__Problem requirements__.
Read through the data and report every line in which the word "JSON" occurs.

__Data excerpts__.
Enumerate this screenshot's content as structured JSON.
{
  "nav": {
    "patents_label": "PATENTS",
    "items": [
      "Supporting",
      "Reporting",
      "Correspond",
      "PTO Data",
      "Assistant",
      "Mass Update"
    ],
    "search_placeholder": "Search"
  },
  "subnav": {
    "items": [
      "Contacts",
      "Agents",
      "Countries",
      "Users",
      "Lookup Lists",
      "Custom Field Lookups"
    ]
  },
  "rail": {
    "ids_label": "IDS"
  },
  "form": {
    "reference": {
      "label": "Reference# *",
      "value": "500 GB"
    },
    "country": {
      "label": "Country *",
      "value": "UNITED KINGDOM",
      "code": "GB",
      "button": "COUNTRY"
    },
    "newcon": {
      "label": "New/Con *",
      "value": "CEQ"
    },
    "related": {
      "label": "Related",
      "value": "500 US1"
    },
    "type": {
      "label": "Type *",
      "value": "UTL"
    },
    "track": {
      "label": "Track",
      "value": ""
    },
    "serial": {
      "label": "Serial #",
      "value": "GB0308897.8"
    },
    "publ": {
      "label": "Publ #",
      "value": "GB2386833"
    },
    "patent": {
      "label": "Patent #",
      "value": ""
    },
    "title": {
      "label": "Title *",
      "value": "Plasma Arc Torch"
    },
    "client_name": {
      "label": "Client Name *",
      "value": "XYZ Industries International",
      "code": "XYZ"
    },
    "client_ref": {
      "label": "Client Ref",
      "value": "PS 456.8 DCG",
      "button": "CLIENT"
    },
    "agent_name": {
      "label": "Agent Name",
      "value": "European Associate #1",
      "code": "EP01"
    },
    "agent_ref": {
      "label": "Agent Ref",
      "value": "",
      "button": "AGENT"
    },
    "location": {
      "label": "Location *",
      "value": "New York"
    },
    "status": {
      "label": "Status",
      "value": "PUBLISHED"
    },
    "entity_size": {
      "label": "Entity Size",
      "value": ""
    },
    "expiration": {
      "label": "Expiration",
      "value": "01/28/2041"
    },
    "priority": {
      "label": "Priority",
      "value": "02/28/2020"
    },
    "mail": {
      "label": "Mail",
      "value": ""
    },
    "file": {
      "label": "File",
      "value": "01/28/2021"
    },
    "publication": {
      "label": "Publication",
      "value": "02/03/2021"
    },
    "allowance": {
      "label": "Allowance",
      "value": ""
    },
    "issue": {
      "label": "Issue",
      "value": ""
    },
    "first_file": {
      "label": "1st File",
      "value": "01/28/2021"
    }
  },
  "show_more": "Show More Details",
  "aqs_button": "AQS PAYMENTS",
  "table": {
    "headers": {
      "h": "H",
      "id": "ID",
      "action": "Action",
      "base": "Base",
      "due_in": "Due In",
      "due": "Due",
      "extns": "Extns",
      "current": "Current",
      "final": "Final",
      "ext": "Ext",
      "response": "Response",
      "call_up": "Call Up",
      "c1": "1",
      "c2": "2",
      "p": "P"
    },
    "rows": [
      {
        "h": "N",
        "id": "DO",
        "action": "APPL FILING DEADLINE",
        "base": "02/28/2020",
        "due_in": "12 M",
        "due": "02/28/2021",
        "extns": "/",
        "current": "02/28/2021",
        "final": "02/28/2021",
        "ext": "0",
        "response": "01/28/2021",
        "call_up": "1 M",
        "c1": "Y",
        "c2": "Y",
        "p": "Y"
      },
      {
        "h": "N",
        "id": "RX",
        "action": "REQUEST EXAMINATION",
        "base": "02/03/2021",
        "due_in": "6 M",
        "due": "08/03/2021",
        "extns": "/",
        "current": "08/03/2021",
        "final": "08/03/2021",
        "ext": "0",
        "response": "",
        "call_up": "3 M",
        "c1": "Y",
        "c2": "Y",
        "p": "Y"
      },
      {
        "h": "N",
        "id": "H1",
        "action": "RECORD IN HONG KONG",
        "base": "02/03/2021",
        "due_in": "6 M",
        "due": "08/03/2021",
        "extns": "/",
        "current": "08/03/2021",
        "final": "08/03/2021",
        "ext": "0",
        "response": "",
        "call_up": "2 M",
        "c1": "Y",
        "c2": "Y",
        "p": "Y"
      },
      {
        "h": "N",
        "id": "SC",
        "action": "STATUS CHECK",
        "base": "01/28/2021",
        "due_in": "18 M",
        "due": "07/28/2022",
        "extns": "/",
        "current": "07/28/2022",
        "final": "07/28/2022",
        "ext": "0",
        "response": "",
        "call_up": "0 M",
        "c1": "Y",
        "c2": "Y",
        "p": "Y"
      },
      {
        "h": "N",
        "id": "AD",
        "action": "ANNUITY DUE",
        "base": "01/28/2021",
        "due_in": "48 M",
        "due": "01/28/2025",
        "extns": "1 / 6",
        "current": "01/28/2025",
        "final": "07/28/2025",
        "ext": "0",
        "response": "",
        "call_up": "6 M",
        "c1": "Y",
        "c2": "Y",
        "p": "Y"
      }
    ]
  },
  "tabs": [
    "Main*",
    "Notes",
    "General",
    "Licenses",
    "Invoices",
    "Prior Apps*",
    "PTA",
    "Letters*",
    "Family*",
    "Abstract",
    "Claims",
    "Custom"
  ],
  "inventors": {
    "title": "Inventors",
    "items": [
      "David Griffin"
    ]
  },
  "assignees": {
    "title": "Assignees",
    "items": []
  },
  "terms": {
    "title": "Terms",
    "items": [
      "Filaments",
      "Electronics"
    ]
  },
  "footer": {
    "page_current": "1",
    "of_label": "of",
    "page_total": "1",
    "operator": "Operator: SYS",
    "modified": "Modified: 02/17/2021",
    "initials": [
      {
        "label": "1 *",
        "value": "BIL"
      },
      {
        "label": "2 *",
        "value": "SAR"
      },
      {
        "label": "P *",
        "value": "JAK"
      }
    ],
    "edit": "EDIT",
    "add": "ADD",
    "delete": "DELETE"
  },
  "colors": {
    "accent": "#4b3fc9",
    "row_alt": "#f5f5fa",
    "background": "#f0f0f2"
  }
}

...

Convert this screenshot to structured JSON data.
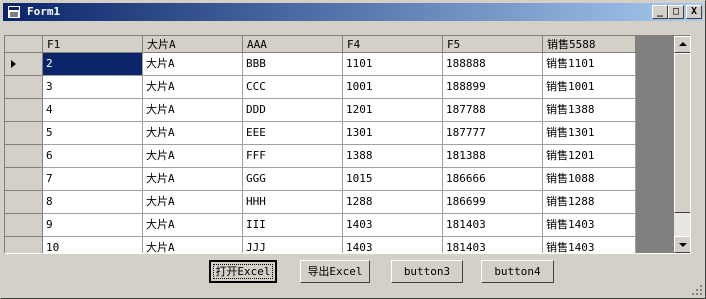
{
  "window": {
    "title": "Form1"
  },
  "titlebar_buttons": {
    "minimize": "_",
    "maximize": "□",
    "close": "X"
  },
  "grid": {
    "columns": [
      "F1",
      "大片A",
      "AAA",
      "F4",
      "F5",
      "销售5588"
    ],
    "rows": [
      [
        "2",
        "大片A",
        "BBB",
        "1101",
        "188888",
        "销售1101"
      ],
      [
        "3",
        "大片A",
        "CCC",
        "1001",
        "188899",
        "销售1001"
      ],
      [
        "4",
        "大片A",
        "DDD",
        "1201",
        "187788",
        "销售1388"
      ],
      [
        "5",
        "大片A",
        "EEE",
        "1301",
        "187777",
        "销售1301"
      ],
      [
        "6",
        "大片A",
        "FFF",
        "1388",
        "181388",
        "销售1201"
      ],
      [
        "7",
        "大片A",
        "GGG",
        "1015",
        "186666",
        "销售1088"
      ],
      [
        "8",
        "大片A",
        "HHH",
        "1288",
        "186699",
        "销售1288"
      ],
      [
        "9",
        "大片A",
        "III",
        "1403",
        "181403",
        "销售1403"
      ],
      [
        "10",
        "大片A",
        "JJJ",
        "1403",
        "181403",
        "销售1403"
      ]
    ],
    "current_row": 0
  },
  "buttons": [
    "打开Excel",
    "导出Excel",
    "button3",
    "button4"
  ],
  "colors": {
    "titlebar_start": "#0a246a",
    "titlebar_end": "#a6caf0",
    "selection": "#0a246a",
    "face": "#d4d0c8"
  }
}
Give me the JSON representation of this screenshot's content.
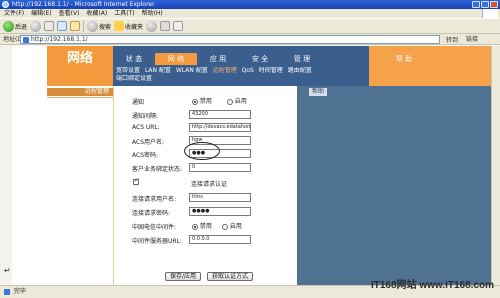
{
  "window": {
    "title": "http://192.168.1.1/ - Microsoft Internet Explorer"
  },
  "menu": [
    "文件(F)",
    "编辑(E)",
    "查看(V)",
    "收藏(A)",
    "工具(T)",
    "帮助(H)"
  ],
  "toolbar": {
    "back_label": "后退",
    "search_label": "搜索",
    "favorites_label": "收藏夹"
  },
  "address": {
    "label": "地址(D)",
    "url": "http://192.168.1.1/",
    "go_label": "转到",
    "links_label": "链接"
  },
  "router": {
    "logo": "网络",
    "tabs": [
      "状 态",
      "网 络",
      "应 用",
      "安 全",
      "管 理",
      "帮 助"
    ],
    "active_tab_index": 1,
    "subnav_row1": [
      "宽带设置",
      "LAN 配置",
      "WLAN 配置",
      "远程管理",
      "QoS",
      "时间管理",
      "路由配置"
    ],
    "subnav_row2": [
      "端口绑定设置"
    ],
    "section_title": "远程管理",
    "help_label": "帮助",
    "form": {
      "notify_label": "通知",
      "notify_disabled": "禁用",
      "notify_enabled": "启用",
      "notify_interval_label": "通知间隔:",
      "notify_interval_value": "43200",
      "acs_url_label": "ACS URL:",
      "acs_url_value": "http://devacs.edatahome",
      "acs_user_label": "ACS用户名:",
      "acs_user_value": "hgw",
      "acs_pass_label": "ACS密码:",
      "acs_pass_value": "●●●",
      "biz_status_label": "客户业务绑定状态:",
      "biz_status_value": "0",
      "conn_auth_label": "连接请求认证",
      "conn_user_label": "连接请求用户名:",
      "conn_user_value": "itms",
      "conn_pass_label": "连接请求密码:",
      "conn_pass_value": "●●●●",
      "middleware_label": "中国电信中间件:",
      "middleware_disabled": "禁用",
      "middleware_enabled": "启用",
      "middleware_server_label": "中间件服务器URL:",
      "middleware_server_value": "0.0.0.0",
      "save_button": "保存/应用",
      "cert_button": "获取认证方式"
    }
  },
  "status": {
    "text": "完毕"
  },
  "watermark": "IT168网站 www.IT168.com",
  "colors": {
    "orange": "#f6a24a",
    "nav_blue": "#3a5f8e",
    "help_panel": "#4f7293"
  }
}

__Solution to this problem__.
Enumerate this screenshot's content as structured JSON.
Convert this screenshot to structured JSON data.
Give me the JSON representation of this screenshot's content.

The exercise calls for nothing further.